TASK INSTRUCTIONS
In the records below, swap every "microphone-icon" for "mic-icon" and write them out again with nothing else changed. Leave out the pictures.
········
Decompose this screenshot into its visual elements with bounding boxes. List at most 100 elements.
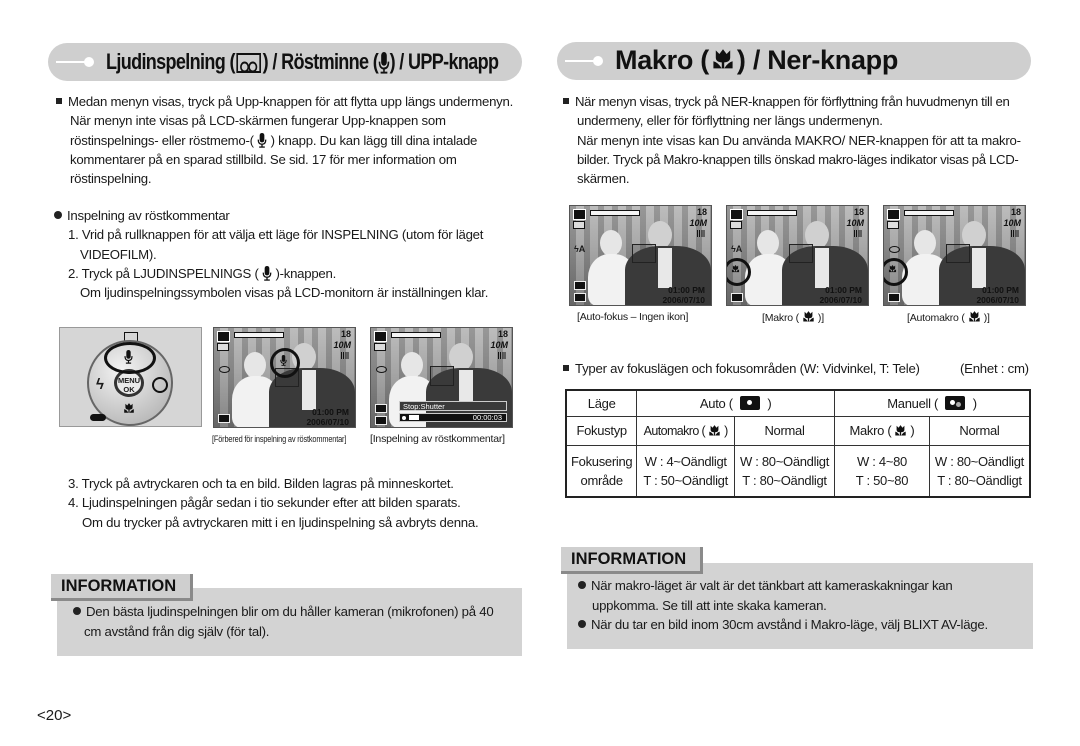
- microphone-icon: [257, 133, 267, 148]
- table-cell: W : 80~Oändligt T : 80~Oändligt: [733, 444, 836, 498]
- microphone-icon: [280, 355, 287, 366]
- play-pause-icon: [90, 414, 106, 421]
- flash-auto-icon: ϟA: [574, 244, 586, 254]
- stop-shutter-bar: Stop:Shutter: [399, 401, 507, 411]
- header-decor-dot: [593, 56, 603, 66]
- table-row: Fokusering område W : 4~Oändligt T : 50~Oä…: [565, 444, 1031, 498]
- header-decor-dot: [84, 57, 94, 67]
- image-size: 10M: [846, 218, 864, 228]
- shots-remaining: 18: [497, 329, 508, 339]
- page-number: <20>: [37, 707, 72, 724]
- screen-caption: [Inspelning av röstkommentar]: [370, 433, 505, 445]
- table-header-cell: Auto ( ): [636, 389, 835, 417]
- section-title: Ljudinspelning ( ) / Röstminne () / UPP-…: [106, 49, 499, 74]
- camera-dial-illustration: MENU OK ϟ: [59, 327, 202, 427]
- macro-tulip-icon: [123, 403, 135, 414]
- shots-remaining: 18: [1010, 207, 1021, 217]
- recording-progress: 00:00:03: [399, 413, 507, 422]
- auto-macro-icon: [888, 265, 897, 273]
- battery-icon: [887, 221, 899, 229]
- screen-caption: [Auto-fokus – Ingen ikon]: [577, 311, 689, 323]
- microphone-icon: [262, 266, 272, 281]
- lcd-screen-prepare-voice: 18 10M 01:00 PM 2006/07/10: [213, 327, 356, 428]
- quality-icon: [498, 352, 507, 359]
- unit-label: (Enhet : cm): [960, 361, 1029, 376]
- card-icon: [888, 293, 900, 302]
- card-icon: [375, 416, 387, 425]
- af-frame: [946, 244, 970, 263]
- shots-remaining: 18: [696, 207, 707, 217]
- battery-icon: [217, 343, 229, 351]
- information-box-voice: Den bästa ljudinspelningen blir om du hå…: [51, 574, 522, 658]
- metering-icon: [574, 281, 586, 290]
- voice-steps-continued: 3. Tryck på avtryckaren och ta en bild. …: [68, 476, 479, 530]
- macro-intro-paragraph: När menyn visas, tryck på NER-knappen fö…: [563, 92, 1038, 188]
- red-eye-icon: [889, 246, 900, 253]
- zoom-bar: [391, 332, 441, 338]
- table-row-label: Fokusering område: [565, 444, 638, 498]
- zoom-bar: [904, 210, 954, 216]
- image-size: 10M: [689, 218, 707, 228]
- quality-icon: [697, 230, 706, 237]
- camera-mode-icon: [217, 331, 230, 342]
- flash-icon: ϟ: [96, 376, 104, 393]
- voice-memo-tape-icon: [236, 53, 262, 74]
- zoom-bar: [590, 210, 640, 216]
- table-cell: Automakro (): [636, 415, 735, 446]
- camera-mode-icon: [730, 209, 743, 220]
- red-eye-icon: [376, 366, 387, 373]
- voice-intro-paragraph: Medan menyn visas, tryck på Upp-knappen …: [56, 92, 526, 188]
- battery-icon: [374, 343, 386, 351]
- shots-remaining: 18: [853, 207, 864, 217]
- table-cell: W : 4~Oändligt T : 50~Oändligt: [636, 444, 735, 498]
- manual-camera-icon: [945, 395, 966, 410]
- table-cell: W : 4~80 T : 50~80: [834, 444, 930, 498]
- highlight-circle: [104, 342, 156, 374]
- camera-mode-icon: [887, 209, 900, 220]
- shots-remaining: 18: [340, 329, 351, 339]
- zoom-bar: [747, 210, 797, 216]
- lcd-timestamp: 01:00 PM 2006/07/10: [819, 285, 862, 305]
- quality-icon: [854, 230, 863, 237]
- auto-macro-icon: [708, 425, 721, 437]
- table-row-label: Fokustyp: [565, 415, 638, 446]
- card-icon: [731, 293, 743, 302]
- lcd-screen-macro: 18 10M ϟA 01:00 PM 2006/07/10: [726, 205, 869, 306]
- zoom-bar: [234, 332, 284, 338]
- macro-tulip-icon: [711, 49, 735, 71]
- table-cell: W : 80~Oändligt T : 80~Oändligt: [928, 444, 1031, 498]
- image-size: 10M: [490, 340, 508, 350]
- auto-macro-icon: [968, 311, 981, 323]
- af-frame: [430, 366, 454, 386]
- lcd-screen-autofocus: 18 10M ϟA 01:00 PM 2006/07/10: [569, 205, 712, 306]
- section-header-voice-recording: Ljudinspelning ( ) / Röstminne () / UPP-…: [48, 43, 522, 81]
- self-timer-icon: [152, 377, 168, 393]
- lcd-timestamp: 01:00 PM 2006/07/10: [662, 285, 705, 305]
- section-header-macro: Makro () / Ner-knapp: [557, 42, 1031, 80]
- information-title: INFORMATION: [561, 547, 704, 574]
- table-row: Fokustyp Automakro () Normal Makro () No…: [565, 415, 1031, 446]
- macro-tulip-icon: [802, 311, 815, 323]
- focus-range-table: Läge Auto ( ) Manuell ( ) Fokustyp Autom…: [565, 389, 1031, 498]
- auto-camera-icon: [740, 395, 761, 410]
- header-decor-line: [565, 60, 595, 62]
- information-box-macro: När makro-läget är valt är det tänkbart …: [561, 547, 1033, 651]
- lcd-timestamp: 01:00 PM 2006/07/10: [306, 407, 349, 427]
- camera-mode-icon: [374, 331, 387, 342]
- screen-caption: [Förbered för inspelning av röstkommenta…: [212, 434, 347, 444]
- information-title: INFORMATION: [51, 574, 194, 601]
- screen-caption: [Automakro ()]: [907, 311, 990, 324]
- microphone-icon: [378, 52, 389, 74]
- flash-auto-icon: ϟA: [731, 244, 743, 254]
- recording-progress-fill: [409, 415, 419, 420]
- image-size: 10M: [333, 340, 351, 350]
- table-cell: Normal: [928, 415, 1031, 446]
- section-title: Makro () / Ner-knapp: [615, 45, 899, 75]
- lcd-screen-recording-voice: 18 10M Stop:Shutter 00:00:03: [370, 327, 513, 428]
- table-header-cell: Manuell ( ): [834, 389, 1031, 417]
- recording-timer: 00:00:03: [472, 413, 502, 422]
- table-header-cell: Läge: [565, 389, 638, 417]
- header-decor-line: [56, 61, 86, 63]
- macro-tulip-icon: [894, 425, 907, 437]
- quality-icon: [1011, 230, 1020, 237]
········
SOLUTION
Decompose this screenshot into its visual elements with bounding boxes. List at most 100 elements.
- mic-icon: [257, 133, 267, 148]
- table-cell: W : 80~Oändligt T : 80~Oändligt: [733, 444, 836, 498]
- mic-icon: [280, 355, 287, 366]
- play-pause-icon: [90, 414, 106, 421]
- flash-auto-icon: ϟA: [574, 244, 586, 254]
- stop-shutter-bar: Stop:Shutter: [399, 401, 507, 411]
- header-decor-dot: [593, 56, 603, 66]
- table-row: Fokusering område W : 4~Oändligt T : 50~Oä…: [565, 444, 1031, 498]
- header-decor-dot: [84, 57, 94, 67]
- image-size: 10M: [846, 218, 864, 228]
- shots-remaining: 18: [497, 329, 508, 339]
- page-number: <20>: [37, 707, 72, 724]
- screen-caption: [Inspelning av röstkommentar]: [370, 433, 505, 445]
- table-header-cell: Auto ( ): [636, 389, 835, 417]
- section-title: Ljudinspelning ( ) / Röstminne () / UPP-…: [106, 49, 499, 74]
- camera-dial-illustration: MENU OK ϟ: [59, 327, 202, 427]
- macro-tulip-icon: [123, 403, 135, 414]
- shots-remaining: 18: [1010, 207, 1021, 217]
- recording-progress: 00:00:03: [399, 413, 507, 422]
- auto-macro-icon: [888, 265, 897, 273]
- battery-icon: [887, 221, 899, 229]
- screen-caption: [Auto-fokus – Ingen ikon]: [577, 311, 689, 323]
- mic-icon: [262, 266, 272, 281]
- lcd-screen-prepare-voice: 18 10M 01:00 PM 2006/07/10: [213, 327, 356, 428]
- quality-icon: [498, 352, 507, 359]
- unit-label: (Enhet : cm): [960, 361, 1029, 376]
- card-icon: [888, 293, 900, 302]
- card-icon: [375, 416, 387, 425]
- af-frame: [946, 244, 970, 263]
- shots-remaining: 18: [696, 207, 707, 217]
- battery-icon: [217, 343, 229, 351]
- information-box-voice: Den bästa ljudinspelningen blir om du hå…: [51, 574, 522, 658]
- metering-icon: [574, 281, 586, 290]
- voice-steps-continued: 3. Tryck på avtryckaren och ta en bild. …: [68, 476, 479, 530]
- macro-intro-paragraph: När menyn visas, tryck på NER-knappen fö…: [563, 92, 1038, 188]
- red-eye-icon: [889, 246, 900, 253]
- zoom-bar: [391, 332, 441, 338]
- table-row-label: Fokusering område: [565, 444, 638, 498]
- zoom-bar: [904, 210, 954, 216]
- image-size: 10M: [689, 218, 707, 228]
- quality-icon: [697, 230, 706, 237]
- camera-mode-icon: [217, 331, 230, 342]
- flash-icon: ϟ: [96, 376, 104, 393]
- voice-memo-tape-icon: [236, 53, 262, 74]
- zoom-bar: [590, 210, 640, 216]
- table-cell: Automakro (): [636, 415, 735, 446]
- camera-mode-icon: [730, 209, 743, 220]
- red-eye-icon: [376, 366, 387, 373]
- voice-intro-paragraph: Medan menyn visas, tryck på Upp-knappen …: [56, 92, 526, 188]
- battery-icon: [374, 343, 386, 351]
- shots-remaining: 18: [853, 207, 864, 217]
- table-cell: W : 4~Oändligt T : 50~Oändligt: [636, 444, 735, 498]
- manual-camera-icon: [945, 395, 966, 410]
- table-cell: W : 4~80 T : 50~80: [834, 444, 930, 498]
- highlight-circle: [104, 342, 156, 374]
- camera-mode-icon: [887, 209, 900, 220]
- shots-remaining: 18: [340, 329, 351, 339]
- zoom-bar: [747, 210, 797, 216]
- lcd-timestamp: 01:00 PM 2006/07/10: [819, 285, 862, 305]
- quality-icon: [854, 230, 863, 237]
- auto-macro-icon: [708, 425, 721, 437]
- table-row-label: Fokustyp: [565, 415, 638, 446]
- card-icon: [731, 293, 743, 302]
- lcd-screen-macro: 18 10M ϟA 01:00 PM 2006/07/10: [726, 205, 869, 306]
- zoom-bar: [234, 332, 284, 338]
- macro-tulip-icon: [711, 49, 735, 71]
- table-cell: W : 80~Oändligt T : 80~Oändligt: [928, 444, 1031, 498]
- image-size: 10M: [490, 340, 508, 350]
- auto-macro-icon: [968, 311, 981, 323]
- af-frame: [430, 366, 454, 386]
- lcd-screen-autofocus: 18 10M ϟA 01:00 PM 2006/07/10: [569, 205, 712, 306]
- section-header-voice-recording: Ljudinspelning ( ) / Röstminne () / UPP-…: [48, 43, 522, 81]
- self-timer-icon: [152, 377, 168, 393]
- lcd-timestamp: 01:00 PM 2006/07/10: [662, 285, 705, 305]
- section-header-macro: Makro () / Ner-knapp: [557, 42, 1031, 80]
- information-title: INFORMATION: [561, 547, 704, 574]
- table-row: Fokustyp Automakro () Normal Makro () No…: [565, 415, 1031, 446]
- macro-tulip-icon: [802, 311, 815, 323]
- focus-range-table: Läge Auto ( ) Manuell ( ) Fokustyp Autom…: [565, 389, 1031, 498]
- auto-camera-icon: [740, 395, 761, 410]
- header-decor-line: [565, 60, 595, 62]
- information-box-macro: När makro-läget är valt är det tänkbart …: [561, 547, 1033, 651]
- lcd-timestamp: 01:00 PM 2006/07/10: [306, 407, 349, 427]
- camera-mode-icon: [374, 331, 387, 342]
- screen-caption: [Förbered för inspelning av röstkommenta…: [212, 434, 347, 444]
- information-title: INFORMATION: [51, 574, 194, 601]
- screen-caption: [Automakro ()]: [907, 311, 990, 324]
- mic-icon: [378, 52, 389, 74]
- flash-auto-icon: ϟA: [731, 244, 743, 254]
- recording-progress-fill: [409, 415, 419, 420]
- image-size: 10M: [333, 340, 351, 350]
- table-cell: Normal: [928, 415, 1031, 446]
- section-title: Makro () / Ner-knapp: [615, 45, 899, 75]
- lcd-screen-recording-voice: 18 10M Stop:Shutter 00:00:03: [370, 327, 513, 428]
- table-header-cell: Manuell ( ): [834, 389, 1031, 417]
- recording-timer: 00:00:03: [472, 413, 502, 422]
- table-header-cell: Läge: [565, 389, 638, 417]
- header-decor-line: [56, 61, 86, 63]
- macro-tulip-icon: [894, 425, 907, 437]
- quality-icon: [1011, 230, 1020, 237]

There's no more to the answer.